[What to work on]
Retype each line of the material exactly, please, skipping any picture in it.

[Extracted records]
-- start --

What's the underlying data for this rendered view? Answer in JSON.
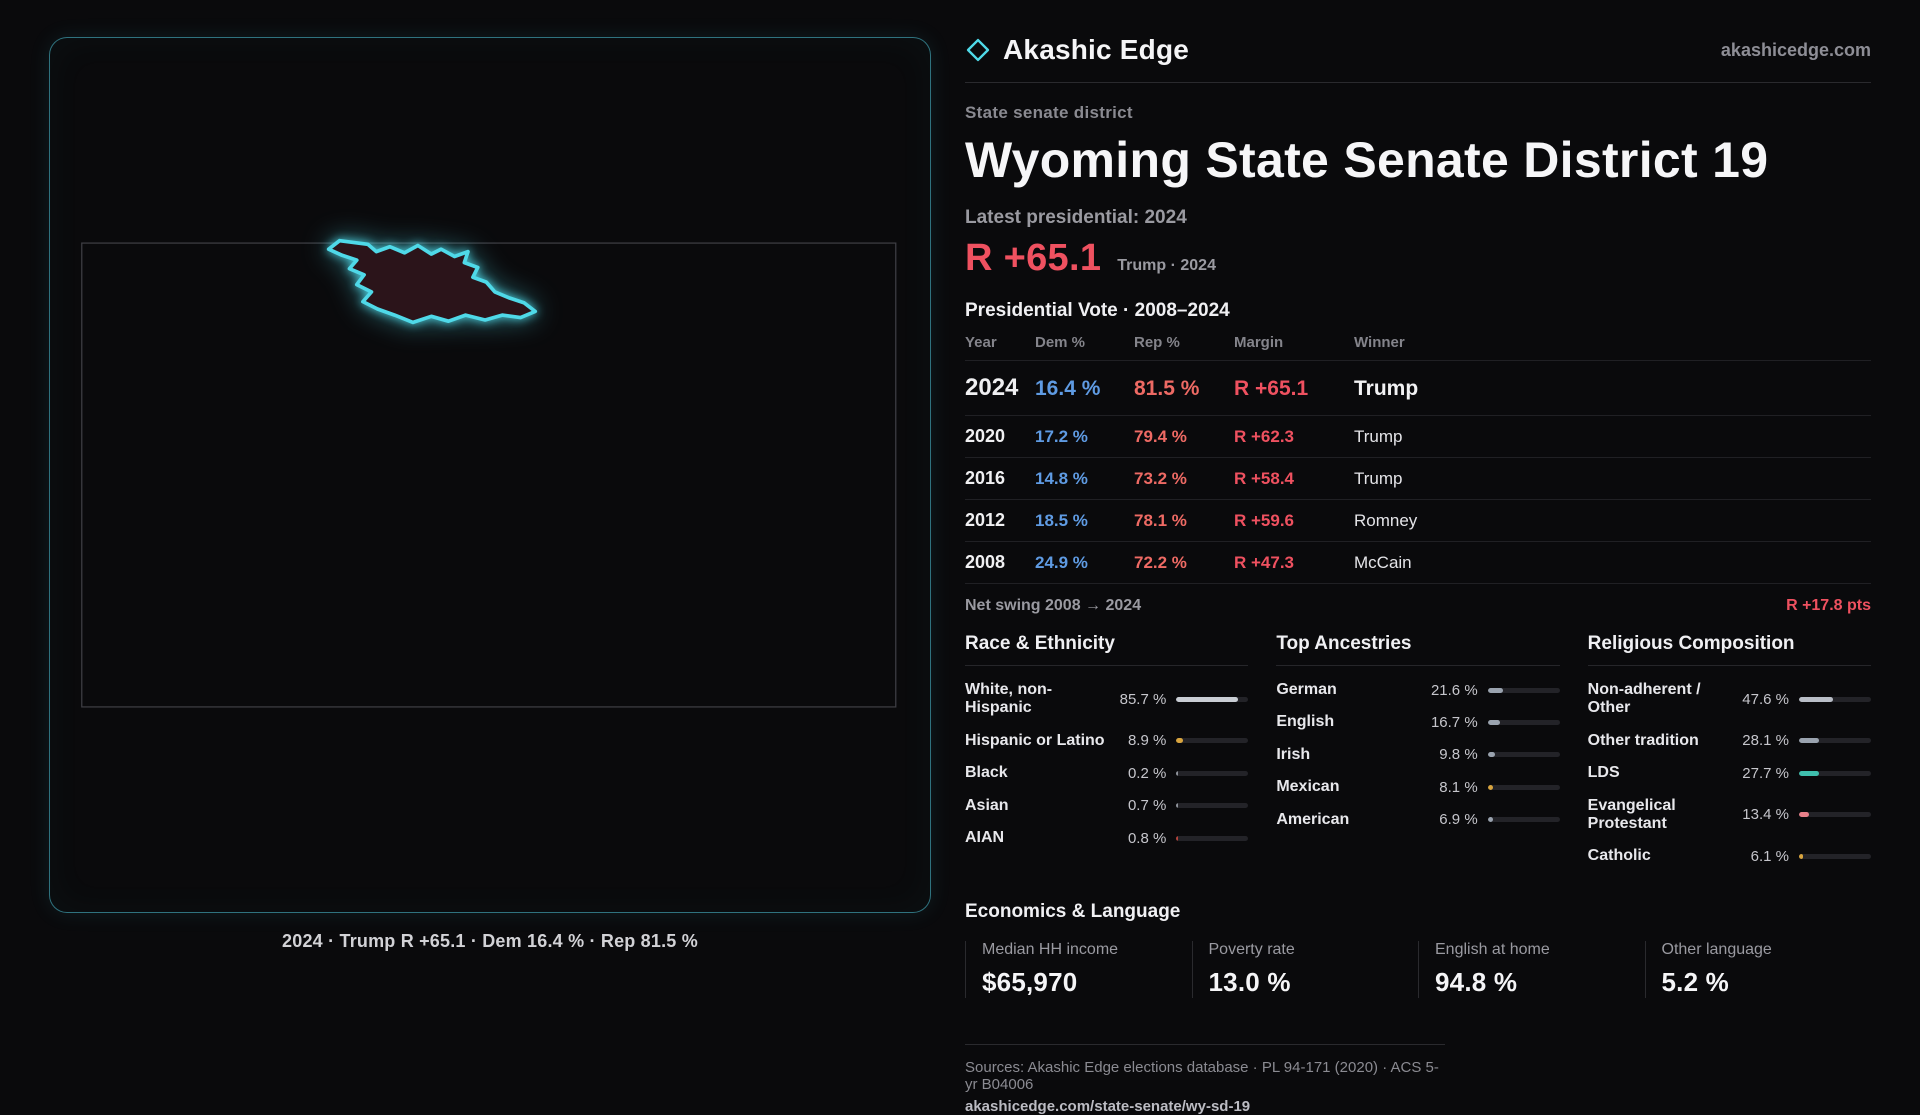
{
  "accent": {
    "red": "#ef5160",
    "blue": "#5f9be3",
    "cyan": "#4fd9e8"
  },
  "brand": {
    "name": "Akashic Edge",
    "site": "akashicedge.com"
  },
  "map_panel": {
    "caption": "2024 · Trump  R +65.1 · Dem 16.4 % · Rep 81.5 %"
  },
  "overview": {
    "kicker": "State senate district",
    "title": "Wyoming State Senate District 19",
    "latest_label": "Latest presidential: 2024",
    "headline_margin": "R +65.1",
    "headline_context": "Trump · 2024"
  },
  "vote_table": {
    "title": "Presidential Vote · 2008–2024",
    "columns": [
      "Year",
      "Dem %",
      "Rep %",
      "Margin",
      "Winner"
    ],
    "rows": [
      {
        "year": "2024",
        "dem": "16.4 %",
        "rep": "81.5 %",
        "margin": "R +65.1",
        "winner": "Trump"
      },
      {
        "year": "2020",
        "dem": "17.2 %",
        "rep": "79.4 %",
        "margin": "R +62.3",
        "winner": "Trump"
      },
      {
        "year": "2016",
        "dem": "14.8 %",
        "rep": "73.2 %",
        "margin": "R +58.4",
        "winner": "Trump"
      },
      {
        "year": "2012",
        "dem": "18.5 %",
        "rep": "78.1 %",
        "margin": "R +59.6",
        "winner": "Romney"
      },
      {
        "year": "2008",
        "dem": "24.9 %",
        "rep": "72.2 %",
        "margin": "R +47.3",
        "winner": "McCain"
      }
    ]
  },
  "net_swing": {
    "label": "Net swing 2008 → 2024",
    "value": "R +17.8 pts"
  },
  "demographics": {
    "race": {
      "title": "Race & Ethnicity",
      "rows": [
        {
          "label": "White, non-Hispanic",
          "value": "85.7 %",
          "bar": {
            "percent": 85.7,
            "color": "#c9cdd4"
          }
        },
        {
          "label": "Hispanic or Latino",
          "value": "8.9 %",
          "bar": {
            "percent": 8.9,
            "color": "#d9a53f"
          }
        },
        {
          "label": "Black",
          "value": "0.2 %",
          "bar": {
            "percent": 1.5,
            "color": "#8f939b"
          }
        },
        {
          "label": "Asian",
          "value": "0.7 %",
          "bar": {
            "percent": 2,
            "color": "#8f939b"
          }
        },
        {
          "label": "AIAN",
          "value": "0.8 %",
          "bar": {
            "percent": 2.5,
            "color": "#b5443c"
          }
        }
      ]
    },
    "ancestries": {
      "title": "Top Ancestries",
      "rows": [
        {
          "label": "German",
          "value": "21.6 %",
          "bar": {
            "percent": 21.6,
            "color": "#9aa3af"
          }
        },
        {
          "label": "English",
          "value": "16.7 %",
          "bar": {
            "percent": 16.7,
            "color": "#9aa3af"
          }
        },
        {
          "label": "Irish",
          "value": "9.8 %",
          "bar": {
            "percent": 9.8,
            "color": "#9aa3af"
          }
        },
        {
          "label": "Mexican",
          "value": "8.1 %",
          "bar": {
            "percent": 8.1,
            "color": "#d9a53f"
          }
        },
        {
          "label": "American",
          "value": "6.9 %",
          "bar": {
            "percent": 6.9,
            "color": "#9aa3af"
          }
        }
      ]
    },
    "religion": {
      "title": "Religious Composition",
      "rows": [
        {
          "label": "Non-adherent / Other",
          "value": "47.6 %",
          "bar": {
            "percent": 47.6,
            "color": "#b9bec7"
          }
        },
        {
          "label": "Other tradition",
          "value": "28.1 %",
          "bar": {
            "percent": 28.1,
            "color": "#9aa3af"
          }
        },
        {
          "label": "LDS",
          "value": "27.7 %",
          "bar": {
            "percent": 27.7,
            "color": "#3fbfae"
          }
        },
        {
          "label": "Evangelical Protestant",
          "value": "13.4 %",
          "bar": {
            "percent": 13.4,
            "color": "#e8808a"
          }
        },
        {
          "label": "Catholic",
          "value": "6.1 %",
          "bar": {
            "percent": 6.1,
            "color": "#d9a53f"
          }
        }
      ]
    }
  },
  "economics": {
    "title": "Economics & Language",
    "stats": [
      {
        "label": "Median HH income",
        "value": "$65,970"
      },
      {
        "label": "Poverty rate",
        "value": "13.0 %"
      },
      {
        "label": "English at home",
        "value": "94.8 %"
      },
      {
        "label": "Other language",
        "value": "5.2 %"
      }
    ]
  },
  "footer": {
    "sources": "Sources: Akashic Edge elections database · PL 94-171 (2020) · ACS 5-yr B04006",
    "url": "akashicedge.com/state-senate/wy-sd-19"
  },
  "chart_data": [
    {
      "type": "table",
      "title": "Presidential Vote · 2008–2024",
      "columns": [
        "Year",
        "Dem %",
        "Rep %",
        "Margin",
        "Winner"
      ],
      "rows": [
        [
          "2024",
          16.4,
          81.5,
          "R +65.1",
          "Trump"
        ],
        [
          "2020",
          17.2,
          79.4,
          "R +62.3",
          "Trump"
        ],
        [
          "2016",
          14.8,
          73.2,
          "R +58.4",
          "Trump"
        ],
        [
          "2012",
          18.5,
          78.1,
          "R +59.6",
          "Romney"
        ],
        [
          "2008",
          24.9,
          72.2,
          "R +47.3",
          "McCain"
        ]
      ],
      "annotations": [
        "Net swing 2008 → 2024: R +17.8 pts",
        "Latest presidential 2024: R +65.1 (Trump)"
      ]
    },
    {
      "type": "bar",
      "title": "Race & Ethnicity",
      "categories": [
        "White, non-Hispanic",
        "Hispanic or Latino",
        "Black",
        "Asian",
        "AIAN"
      ],
      "values": [
        85.7,
        8.9,
        0.2,
        0.7,
        0.8
      ],
      "unit": "%"
    },
    {
      "type": "bar",
      "title": "Top Ancestries",
      "categories": [
        "German",
        "English",
        "Irish",
        "Mexican",
        "American"
      ],
      "values": [
        21.6,
        16.7,
        9.8,
        8.1,
        6.9
      ],
      "unit": "%"
    },
    {
      "type": "bar",
      "title": "Religious Composition",
      "categories": [
        "Non-adherent / Other",
        "Other tradition",
        "LDS",
        "Evangelical Protestant",
        "Catholic"
      ],
      "values": [
        47.6,
        28.1,
        27.7,
        13.4,
        6.1
      ],
      "unit": "%"
    },
    {
      "type": "table",
      "title": "Economics & Language",
      "columns": [
        "Median HH income",
        "Poverty rate",
        "English at home",
        "Other language"
      ],
      "rows": [
        [
          "$65,970",
          "13.0 %",
          "94.8 %",
          "5.2 %"
        ]
      ]
    }
  ]
}
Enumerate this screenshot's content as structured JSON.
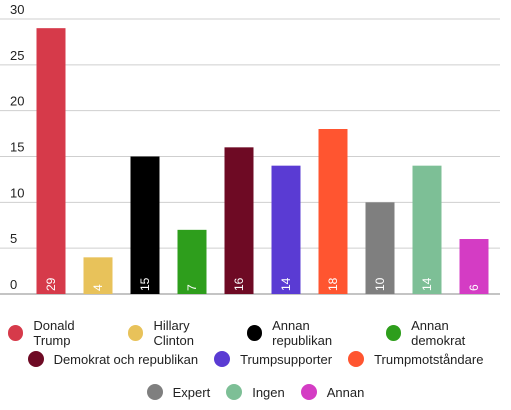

-- end --

[Exercise response]
What's the underlying data for this rendered view? Answer in JSON.
{
  "accent": {
    "red": "#ef5160",
    "blue": "#5f9be3",
    "cyan": "#4fd9e8"
  },
  "brand": {
    "name": "Akashic Edge",
    "site": "akashicedge.com"
  },
  "map_panel": {
    "caption": "2024 · Trump  R +65.1 · Dem 16.4 % · Rep 81.5 %"
  },
  "overview": {
    "kicker": "State senate district",
    "title": "Wyoming State Senate District 19",
    "latest_label": "Latest presidential: 2024",
    "headline_margin": "R +65.1",
    "headline_context": "Trump · 2024"
  },
  "vote_table": {
    "title": "Presidential Vote · 2008–2024",
    "columns": [
      "Year",
      "Dem %",
      "Rep %",
      "Margin",
      "Winner"
    ],
    "rows": [
      {
        "year": "2024",
        "dem": "16.4 %",
        "rep": "81.5 %",
        "margin": "R +65.1",
        "winner": "Trump"
      },
      {
        "year": "2020",
        "dem": "17.2 %",
        "rep": "79.4 %",
        "margin": "R +62.3",
        "winner": "Trump"
      },
      {
        "year": "2016",
        "dem": "14.8 %",
        "rep": "73.2 %",
        "margin": "R +58.4",
        "winner": "Trump"
      },
      {
        "year": "2012",
        "dem": "18.5 %",
        "rep": "78.1 %",
        "margin": "R +59.6",
        "winner": "Romney"
      },
      {
        "year": "2008",
        "dem": "24.9 %",
        "rep": "72.2 %",
        "margin": "R +47.3",
        "winner": "McCain"
      }
    ]
  },
  "net_swing": {
    "label": "Net swing 2008 → 2024",
    "value": "R +17.8 pts"
  },
  "demographics": {
    "race": {
      "title": "Race & Ethnicity",
      "rows": [
        {
          "label": "White, non-Hispanic",
          "value": "85.7 %",
          "bar": {
            "percent": 85.7,
            "color": "#c9cdd4"
          }
        },
        {
          "label": "Hispanic or Latino",
          "value": "8.9 %",
          "bar": {
            "percent": 8.9,
            "color": "#d9a53f"
          }
        },
        {
          "label": "Black",
          "value": "0.2 %",
          "bar": {
            "percent": 1.5,
            "color": "#8f939b"
          }
        },
        {
          "label": "Asian",
          "value": "0.7 %",
          "bar": {
            "percent": 2,
            "color": "#8f939b"
          }
        },
        {
          "label": "AIAN",
          "value": "0.8 %",
          "bar": {
            "percent": 2.5,
            "color": "#b5443c"
          }
        }
      ]
    },
    "ancestries": {
      "title": "Top Ancestries",
      "rows": [
        {
          "label": "German",
          "value": "21.6 %",
          "bar": {
            "percent": 21.6,
            "color": "#9aa3af"
          }
        },
        {
          "label": "English",
          "value": "16.7 %",
          "bar": {
            "percent": 16.7,
            "color": "#9aa3af"
          }
        },
        {
          "label": "Irish",
          "value": "9.8 %",
          "bar": {
            "percent": 9.8,
            "color": "#9aa3af"
          }
        },
        {
          "label": "Mexican",
          "value": "8.1 %",
          "bar": {
            "percent": 8.1,
            "color": "#d9a53f"
          }
        },
        {
          "label": "American",
          "value": "6.9 %",
          "bar": {
            "percent": 6.9,
            "color": "#9aa3af"
          }
        }
      ]
    },
    "religion": {
      "title": "Religious Composition",
      "rows": [
        {
          "label": "Non-adherent / Other",
          "value": "47.6 %",
          "bar": {
            "percent": 47.6,
            "color": "#b9bec7"
          }
        },
        {
          "label": "Other tradition",
          "value": "28.1 %",
          "bar": {
            "percent": 28.1,
            "color": "#9aa3af"
          }
        },
        {
          "label": "LDS",
          "value": "27.7 %",
          "bar": {
            "percent": 27.7,
            "color": "#3fbfae"
          }
        },
        {
          "label": "Evangelical Protestant",
          "value": "13.4 %",
          "bar": {
            "percent": 13.4,
            "color": "#e8808a"
          }
        },
        {
          "label": "Catholic",
          "value": "6.1 %",
          "bar": {
            "percent": 6.1,
            "color": "#d9a53f"
          }
        }
      ]
    }
  },
  "economics": {
    "title": "Economics & Language",
    "stats": [
      {
        "label": "Median HH income",
        "value": "$65,970"
      },
      {
        "label": "Poverty rate",
        "value": "13.0 %"
      },
      {
        "label": "English at home",
        "value": "94.8 %"
      },
      {
        "label": "Other language",
        "value": "5.2 %"
      }
    ]
  },
  "footer": {
    "sources": "Sources: Akashic Edge elections database · PL 94-171 (2020) · ACS 5-yr B04006",
    "url": "akashicedge.com/state-senate/wy-sd-19"
  },
  "chart_data": [
    {
      "type": "table",
      "title": "Presidential Vote · 2008–2024",
      "columns": [
        "Year",
        "Dem %",
        "Rep %",
        "Margin",
        "Winner"
      ],
      "rows": [
        [
          "2024",
          16.4,
          81.5,
          "R +65.1",
          "Trump"
        ],
        [
          "2020",
          17.2,
          79.4,
          "R +62.3",
          "Trump"
        ],
        [
          "2016",
          14.8,
          73.2,
          "R +58.4",
          "Trump"
        ],
        [
          "2012",
          18.5,
          78.1,
          "R +59.6",
          "Romney"
        ],
        [
          "2008",
          24.9,
          72.2,
          "R +47.3",
          "McCain"
        ]
      ],
      "annotations": [
        "Net swing 2008 → 2024: R +17.8 pts",
        "Latest presidential 2024: R +65.1 (Trump)"
      ]
    },
    {
      "type": "bar",
      "title": "Race & Ethnicity",
      "categories": [
        "White, non-Hispanic",
        "Hispanic or Latino",
        "Black",
        "Asian",
        "AIAN"
      ],
      "values": [
        85.7,
        8.9,
        0.2,
        0.7,
        0.8
      ],
      "unit": "%"
    },
    {
      "type": "bar",
      "title": "Top Ancestries",
      "categories": [
        "German",
        "English",
        "Irish",
        "Mexican",
        "American"
      ],
      "values": [
        21.6,
        16.7,
        9.8,
        8.1,
        6.9
      ],
      "unit": "%"
    },
    {
      "type": "bar",
      "title": "Religious Composition",
      "categories": [
        "Non-adherent / Other",
        "Other tradition",
        "LDS",
        "Evangelical Protestant",
        "Catholic"
      ],
      "values": [
        47.6,
        28.1,
        27.7,
        13.4,
        6.1
      ],
      "unit": "%"
    },
    {
      "type": "table",
      "title": "Economics & Language",
      "columns": [
        "Median HH income",
        "Poverty rate",
        "English at home",
        "Other language"
      ],
      "rows": [
        [
          "$65,970",
          "13.0 %",
          "94.8 %",
          "5.2 %"
        ]
      ]
    }
  ]
}
Enumerate this screenshot's content as structured JSON.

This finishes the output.